▶ _REQUEST_:
Look for the string "iestatījums" in the lines and copy each line that has it.

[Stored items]
+++

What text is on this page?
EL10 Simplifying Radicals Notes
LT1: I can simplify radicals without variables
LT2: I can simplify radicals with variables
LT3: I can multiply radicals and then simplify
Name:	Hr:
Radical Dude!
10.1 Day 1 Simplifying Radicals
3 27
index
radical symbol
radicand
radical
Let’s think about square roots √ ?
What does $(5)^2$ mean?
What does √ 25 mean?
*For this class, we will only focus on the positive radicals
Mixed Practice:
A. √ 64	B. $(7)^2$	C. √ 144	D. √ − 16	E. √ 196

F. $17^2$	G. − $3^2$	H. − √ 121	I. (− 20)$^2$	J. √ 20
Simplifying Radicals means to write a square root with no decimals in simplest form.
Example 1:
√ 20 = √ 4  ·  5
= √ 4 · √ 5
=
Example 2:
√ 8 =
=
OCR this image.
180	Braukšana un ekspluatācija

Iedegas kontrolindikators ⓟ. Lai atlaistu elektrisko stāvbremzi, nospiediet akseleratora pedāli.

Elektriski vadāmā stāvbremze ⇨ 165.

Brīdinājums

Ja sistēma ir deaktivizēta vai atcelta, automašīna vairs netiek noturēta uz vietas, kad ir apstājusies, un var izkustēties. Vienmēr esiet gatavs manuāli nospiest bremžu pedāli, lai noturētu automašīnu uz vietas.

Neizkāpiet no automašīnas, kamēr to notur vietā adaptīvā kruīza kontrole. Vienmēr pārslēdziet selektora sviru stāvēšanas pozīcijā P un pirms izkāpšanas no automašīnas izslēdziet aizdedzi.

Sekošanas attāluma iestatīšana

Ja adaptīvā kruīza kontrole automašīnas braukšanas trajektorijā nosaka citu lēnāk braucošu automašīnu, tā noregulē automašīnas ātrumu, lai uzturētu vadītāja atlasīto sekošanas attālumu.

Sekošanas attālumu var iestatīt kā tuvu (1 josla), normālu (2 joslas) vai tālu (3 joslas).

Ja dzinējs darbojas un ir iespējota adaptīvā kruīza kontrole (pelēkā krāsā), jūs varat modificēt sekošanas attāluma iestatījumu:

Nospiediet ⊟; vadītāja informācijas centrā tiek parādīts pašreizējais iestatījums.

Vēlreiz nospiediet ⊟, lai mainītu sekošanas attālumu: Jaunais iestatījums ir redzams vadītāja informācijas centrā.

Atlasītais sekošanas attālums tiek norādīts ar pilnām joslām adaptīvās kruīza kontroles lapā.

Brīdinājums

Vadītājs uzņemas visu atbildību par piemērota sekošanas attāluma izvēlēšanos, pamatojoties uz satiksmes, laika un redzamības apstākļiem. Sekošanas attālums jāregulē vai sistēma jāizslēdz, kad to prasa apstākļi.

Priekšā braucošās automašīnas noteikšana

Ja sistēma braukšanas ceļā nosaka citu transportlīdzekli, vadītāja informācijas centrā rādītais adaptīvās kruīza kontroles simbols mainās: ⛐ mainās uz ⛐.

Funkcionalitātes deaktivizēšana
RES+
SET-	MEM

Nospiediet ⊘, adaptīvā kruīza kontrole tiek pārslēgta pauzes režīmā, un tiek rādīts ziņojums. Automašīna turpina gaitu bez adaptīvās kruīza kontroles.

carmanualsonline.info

+++

▶ _RESPONSE_:
Nospiediet ⊟; vadītāja informācijas centrā tiek parādīts pašreizējais iestatījums.
Vēlreiz nospiediet ⊟, lai mainītu sekošanas attālumu: Jaunais iestatījums ir redzams vadītāja informācijas centrā.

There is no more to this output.